(The request)
Copy each line below in which the word "guerre" occurs.
Start Entries provided
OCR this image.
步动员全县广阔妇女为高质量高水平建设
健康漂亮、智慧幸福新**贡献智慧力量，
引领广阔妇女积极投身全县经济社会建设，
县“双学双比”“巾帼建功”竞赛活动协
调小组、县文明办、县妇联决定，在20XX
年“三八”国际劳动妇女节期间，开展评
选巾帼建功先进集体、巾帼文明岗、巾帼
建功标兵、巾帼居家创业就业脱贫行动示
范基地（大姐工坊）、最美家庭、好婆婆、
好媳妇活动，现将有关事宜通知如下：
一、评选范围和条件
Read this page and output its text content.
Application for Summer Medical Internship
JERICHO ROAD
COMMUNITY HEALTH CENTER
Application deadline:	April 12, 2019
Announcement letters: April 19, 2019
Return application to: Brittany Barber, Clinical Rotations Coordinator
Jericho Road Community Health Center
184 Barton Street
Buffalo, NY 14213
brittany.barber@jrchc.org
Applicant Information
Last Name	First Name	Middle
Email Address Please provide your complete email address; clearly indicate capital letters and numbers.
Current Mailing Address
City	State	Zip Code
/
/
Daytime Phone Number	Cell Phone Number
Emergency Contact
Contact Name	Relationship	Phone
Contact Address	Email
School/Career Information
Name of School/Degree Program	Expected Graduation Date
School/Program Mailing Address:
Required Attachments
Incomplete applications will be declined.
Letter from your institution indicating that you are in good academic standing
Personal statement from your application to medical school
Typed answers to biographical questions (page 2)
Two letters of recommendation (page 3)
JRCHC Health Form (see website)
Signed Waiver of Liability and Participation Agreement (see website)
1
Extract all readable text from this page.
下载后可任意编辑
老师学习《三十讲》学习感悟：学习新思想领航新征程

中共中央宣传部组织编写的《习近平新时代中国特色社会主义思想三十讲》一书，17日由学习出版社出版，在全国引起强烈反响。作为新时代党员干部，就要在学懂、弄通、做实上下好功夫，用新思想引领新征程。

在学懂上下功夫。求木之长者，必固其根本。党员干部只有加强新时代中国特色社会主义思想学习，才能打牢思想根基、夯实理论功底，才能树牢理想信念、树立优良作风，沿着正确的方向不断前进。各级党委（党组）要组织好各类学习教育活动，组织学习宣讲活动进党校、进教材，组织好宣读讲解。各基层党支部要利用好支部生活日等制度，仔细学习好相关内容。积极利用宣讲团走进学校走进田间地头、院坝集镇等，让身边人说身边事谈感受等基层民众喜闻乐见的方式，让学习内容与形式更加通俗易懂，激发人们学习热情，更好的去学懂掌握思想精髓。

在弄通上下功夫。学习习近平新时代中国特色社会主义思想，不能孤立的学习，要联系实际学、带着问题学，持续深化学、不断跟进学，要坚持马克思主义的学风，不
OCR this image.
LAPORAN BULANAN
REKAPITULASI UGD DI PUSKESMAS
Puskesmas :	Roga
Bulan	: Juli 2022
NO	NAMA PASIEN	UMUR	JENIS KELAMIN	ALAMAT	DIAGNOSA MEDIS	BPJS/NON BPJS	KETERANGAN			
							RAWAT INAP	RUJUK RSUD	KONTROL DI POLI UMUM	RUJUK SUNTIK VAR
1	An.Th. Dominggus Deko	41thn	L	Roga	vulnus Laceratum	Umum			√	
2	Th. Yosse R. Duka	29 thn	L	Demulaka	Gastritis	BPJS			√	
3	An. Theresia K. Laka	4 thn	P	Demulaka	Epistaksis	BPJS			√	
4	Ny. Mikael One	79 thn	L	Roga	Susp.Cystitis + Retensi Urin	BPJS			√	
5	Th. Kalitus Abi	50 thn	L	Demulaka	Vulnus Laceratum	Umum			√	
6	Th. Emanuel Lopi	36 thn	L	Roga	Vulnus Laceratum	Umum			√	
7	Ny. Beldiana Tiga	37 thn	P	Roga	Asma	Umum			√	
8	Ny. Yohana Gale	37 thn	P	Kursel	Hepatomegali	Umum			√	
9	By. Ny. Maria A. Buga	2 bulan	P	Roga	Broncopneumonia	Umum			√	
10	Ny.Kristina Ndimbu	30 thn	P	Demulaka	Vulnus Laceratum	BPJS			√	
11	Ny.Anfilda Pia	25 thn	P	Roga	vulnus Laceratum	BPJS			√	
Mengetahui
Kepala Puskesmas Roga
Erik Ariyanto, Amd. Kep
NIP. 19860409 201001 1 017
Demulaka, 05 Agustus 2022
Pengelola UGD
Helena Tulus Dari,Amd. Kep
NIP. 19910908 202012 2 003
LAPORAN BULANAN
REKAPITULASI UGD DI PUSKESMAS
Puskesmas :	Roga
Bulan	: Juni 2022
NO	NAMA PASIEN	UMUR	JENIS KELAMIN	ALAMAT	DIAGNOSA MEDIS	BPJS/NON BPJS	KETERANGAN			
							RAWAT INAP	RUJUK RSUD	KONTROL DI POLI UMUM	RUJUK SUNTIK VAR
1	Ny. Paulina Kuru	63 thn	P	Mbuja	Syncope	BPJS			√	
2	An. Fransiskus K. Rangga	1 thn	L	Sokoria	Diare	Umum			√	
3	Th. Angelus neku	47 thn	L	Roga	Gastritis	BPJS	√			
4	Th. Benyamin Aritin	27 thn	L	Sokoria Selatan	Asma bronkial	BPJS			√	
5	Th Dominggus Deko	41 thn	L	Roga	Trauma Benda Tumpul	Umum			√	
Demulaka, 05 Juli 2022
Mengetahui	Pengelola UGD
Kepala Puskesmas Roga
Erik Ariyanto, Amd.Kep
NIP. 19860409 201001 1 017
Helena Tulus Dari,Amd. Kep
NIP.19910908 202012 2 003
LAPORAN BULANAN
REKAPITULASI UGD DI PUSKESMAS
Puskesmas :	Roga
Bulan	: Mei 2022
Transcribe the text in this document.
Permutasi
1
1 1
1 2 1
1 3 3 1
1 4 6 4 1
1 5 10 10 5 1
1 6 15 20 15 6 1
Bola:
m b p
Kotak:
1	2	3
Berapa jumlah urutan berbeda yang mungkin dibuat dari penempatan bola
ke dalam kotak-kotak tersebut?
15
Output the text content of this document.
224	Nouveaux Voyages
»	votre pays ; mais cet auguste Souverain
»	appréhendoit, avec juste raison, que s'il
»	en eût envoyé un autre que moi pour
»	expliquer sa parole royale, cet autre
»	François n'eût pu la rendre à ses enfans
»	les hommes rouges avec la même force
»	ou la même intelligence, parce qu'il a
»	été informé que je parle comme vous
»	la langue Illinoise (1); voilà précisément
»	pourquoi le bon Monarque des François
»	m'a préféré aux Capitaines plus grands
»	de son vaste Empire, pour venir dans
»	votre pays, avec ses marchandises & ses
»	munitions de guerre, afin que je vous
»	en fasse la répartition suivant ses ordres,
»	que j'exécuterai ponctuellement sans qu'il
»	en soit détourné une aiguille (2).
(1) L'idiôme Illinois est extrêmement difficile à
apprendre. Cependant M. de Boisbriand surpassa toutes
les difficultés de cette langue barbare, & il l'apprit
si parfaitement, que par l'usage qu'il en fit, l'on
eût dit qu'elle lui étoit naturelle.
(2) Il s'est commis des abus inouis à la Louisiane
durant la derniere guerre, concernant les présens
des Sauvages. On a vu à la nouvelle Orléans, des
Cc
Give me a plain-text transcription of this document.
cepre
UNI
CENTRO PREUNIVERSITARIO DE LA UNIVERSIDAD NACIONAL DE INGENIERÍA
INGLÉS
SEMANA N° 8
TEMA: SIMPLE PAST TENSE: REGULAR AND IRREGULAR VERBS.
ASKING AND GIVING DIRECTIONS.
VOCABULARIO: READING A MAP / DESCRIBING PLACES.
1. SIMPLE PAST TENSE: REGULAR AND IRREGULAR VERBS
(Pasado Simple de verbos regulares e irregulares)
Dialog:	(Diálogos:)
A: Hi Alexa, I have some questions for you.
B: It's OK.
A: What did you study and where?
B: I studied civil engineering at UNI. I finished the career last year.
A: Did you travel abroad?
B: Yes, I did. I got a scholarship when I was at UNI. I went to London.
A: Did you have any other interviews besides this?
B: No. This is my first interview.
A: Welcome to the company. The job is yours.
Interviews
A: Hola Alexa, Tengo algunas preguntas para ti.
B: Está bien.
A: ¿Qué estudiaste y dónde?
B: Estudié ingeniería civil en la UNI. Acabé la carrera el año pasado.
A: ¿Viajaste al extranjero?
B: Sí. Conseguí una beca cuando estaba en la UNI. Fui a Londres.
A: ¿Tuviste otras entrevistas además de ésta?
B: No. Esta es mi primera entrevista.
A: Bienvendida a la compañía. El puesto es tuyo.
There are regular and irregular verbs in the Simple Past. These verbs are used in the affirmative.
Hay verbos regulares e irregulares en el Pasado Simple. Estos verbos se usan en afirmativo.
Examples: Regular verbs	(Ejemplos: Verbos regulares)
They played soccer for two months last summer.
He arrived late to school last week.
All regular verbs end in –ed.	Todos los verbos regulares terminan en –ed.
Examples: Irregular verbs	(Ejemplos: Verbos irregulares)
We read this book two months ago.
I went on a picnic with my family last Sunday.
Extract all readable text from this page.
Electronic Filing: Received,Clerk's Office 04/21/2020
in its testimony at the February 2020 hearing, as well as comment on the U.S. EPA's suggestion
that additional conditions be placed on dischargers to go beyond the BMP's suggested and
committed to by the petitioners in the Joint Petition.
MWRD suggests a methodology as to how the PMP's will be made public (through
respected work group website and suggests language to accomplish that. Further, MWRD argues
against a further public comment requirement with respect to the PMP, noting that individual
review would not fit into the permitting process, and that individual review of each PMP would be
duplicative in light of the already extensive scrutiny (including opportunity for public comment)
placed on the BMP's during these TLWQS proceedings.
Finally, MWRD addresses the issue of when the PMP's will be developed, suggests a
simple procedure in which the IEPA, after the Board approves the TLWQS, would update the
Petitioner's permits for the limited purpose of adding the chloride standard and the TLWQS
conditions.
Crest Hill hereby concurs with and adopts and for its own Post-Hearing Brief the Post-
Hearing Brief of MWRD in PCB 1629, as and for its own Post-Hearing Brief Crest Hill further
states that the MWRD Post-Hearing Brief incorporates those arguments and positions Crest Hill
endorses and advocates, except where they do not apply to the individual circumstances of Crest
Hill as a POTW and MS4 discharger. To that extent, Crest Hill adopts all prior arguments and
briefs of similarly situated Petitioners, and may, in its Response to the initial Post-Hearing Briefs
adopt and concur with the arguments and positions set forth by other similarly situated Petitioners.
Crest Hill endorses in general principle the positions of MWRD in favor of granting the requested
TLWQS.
End Entries provided
(Response)
»	munitions de guerre, afin que je vous
durant la derniere guerre, concernant les présens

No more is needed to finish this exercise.